In the records below, find each line with the word "real" and copy it.

Data records
====

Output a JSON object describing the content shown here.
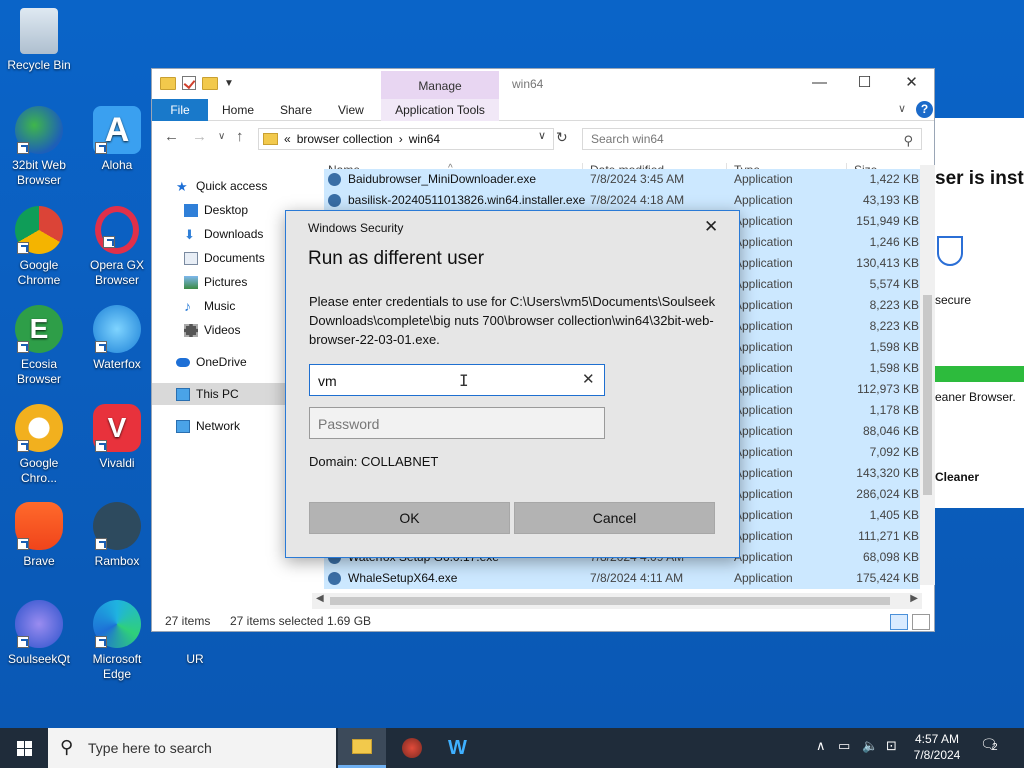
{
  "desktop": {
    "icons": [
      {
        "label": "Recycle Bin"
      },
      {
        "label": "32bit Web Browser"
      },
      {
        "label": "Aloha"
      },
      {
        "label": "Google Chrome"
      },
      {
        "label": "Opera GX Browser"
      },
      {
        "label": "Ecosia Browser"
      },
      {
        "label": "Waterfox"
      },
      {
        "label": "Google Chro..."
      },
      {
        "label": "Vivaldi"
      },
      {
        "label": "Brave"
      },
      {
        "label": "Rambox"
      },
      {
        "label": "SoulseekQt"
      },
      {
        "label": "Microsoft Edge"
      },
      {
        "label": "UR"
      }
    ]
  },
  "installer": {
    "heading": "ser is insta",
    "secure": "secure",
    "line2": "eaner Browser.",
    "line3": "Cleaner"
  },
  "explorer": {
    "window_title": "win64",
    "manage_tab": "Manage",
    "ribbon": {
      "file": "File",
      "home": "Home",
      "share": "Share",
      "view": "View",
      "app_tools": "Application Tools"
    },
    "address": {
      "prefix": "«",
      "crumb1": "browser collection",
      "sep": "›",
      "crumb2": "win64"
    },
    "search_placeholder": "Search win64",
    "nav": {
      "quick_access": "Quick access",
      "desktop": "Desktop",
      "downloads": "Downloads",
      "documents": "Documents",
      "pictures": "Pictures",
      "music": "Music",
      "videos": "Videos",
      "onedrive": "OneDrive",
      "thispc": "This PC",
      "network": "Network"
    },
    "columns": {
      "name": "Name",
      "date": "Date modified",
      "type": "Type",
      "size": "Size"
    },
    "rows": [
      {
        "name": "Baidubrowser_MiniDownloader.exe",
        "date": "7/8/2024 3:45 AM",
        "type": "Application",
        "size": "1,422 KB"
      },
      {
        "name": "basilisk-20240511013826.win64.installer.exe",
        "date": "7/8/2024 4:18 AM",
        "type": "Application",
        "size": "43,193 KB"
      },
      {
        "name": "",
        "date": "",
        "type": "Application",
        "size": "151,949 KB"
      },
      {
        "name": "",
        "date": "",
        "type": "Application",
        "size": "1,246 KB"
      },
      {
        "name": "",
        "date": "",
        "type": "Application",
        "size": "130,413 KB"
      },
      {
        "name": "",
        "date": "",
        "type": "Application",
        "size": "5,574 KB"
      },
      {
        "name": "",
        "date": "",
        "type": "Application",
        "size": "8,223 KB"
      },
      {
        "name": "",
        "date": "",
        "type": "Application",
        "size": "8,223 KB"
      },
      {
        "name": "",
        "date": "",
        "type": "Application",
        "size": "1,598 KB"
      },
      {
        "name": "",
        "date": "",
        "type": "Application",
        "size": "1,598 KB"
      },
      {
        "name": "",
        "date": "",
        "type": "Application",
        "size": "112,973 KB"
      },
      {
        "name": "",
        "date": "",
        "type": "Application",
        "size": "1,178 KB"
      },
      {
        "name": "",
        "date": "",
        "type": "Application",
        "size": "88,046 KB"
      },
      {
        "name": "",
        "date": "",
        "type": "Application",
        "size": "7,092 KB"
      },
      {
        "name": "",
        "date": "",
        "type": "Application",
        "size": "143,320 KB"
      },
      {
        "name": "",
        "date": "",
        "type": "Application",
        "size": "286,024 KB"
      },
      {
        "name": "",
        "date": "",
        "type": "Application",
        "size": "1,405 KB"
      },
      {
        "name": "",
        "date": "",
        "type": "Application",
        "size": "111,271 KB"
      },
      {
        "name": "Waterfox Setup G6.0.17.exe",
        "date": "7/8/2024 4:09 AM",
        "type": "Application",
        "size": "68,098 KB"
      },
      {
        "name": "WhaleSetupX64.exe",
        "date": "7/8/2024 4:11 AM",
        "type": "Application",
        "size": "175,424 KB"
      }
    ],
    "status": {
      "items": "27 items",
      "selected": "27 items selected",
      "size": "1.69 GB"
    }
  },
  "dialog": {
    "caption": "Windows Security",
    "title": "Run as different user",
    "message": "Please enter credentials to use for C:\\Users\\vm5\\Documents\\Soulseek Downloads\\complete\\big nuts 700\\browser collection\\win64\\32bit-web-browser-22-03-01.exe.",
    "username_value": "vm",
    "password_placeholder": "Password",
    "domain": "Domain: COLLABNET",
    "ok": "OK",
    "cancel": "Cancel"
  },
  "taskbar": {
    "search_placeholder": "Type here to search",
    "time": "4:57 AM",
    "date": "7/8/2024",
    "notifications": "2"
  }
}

====

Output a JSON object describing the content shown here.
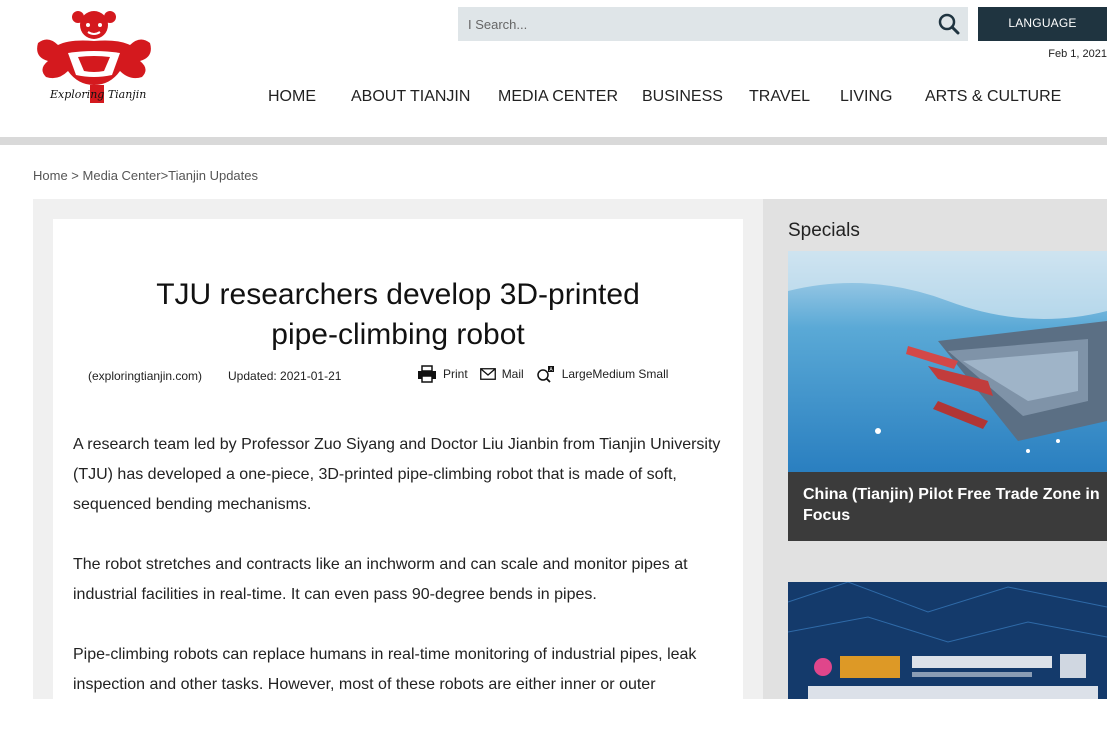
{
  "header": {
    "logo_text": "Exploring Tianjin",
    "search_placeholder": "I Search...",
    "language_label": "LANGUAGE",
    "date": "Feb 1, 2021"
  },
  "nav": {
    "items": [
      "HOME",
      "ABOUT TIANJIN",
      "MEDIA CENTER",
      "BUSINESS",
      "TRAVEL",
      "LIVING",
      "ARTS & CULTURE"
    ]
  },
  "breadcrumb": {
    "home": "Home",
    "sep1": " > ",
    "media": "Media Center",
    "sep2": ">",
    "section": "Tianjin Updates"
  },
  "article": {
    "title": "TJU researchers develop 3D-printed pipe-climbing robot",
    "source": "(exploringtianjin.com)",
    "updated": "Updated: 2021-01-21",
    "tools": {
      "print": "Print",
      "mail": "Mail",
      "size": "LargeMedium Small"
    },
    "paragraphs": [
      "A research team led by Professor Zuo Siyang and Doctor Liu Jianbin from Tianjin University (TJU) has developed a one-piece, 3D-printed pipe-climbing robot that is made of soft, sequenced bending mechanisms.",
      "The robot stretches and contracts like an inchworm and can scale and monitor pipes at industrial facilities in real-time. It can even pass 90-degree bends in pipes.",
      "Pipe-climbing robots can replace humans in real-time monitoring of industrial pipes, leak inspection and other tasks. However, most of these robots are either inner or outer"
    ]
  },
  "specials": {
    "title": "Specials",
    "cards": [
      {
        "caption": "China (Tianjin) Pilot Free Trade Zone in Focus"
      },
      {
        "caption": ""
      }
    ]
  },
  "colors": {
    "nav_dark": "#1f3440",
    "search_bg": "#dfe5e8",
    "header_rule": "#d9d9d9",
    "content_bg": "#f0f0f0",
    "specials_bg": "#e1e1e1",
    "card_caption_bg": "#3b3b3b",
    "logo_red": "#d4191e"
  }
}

====

■ The completed task
      "The robot stretches and contracts like an inchworm and can scale and monitor pipes at industrial facilities in real-time. It can even pass 90-degree bends in pipes.",
      "Pipe-climbing robots can replace humans in real-time monitoring of industrial pipes, leak inspection and other tasks. However, most of these robots are either inner or outer"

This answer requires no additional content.